■ **AIM OF THE TASK**
The only acceptable reply is the number of lines in the material below that hold "plain".

────────────────────────────────────────

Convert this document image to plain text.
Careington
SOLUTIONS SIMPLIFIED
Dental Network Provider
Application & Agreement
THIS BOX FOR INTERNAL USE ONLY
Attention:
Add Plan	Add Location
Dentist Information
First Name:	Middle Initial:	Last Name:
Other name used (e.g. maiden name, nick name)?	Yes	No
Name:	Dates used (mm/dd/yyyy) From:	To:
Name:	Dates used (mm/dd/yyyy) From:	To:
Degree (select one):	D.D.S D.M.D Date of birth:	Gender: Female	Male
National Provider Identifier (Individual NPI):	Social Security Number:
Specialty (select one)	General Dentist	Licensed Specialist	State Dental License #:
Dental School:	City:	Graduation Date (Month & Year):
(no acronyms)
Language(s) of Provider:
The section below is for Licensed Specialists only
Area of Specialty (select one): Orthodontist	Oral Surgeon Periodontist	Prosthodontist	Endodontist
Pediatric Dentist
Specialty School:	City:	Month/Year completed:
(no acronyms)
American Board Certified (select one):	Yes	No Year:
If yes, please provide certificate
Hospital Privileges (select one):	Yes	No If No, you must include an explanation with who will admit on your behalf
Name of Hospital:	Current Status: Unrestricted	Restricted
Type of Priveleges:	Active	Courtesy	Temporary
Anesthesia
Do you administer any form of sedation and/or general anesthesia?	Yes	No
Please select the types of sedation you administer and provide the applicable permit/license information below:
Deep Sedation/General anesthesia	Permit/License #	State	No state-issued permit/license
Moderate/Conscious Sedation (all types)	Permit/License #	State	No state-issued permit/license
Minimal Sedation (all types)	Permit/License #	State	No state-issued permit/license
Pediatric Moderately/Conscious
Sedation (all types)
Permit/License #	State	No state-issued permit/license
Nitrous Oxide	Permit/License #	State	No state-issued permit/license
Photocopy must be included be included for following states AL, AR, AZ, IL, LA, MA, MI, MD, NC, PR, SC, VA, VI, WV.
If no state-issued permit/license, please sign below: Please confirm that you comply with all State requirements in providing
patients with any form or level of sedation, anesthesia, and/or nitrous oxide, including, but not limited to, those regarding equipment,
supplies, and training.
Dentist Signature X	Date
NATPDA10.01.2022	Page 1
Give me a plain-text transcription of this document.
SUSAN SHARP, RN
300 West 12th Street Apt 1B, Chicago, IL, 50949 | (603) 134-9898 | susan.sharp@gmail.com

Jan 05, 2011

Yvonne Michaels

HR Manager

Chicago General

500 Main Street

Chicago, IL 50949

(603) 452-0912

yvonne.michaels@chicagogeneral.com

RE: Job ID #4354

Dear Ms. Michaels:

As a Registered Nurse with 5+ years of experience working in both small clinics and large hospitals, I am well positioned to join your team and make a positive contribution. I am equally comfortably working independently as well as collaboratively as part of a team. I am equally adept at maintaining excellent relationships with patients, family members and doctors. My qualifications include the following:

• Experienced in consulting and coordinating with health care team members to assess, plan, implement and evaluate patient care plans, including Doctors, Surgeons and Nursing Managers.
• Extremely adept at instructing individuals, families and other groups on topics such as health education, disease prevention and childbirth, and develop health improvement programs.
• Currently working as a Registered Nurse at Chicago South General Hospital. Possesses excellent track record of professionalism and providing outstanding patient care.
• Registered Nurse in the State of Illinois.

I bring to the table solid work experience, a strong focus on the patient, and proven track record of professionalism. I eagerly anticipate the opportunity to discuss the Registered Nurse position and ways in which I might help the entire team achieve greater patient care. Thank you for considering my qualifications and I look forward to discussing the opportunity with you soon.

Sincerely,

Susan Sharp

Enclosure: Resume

────────────────────────────────────────

■ **RESPONSE AREA**
2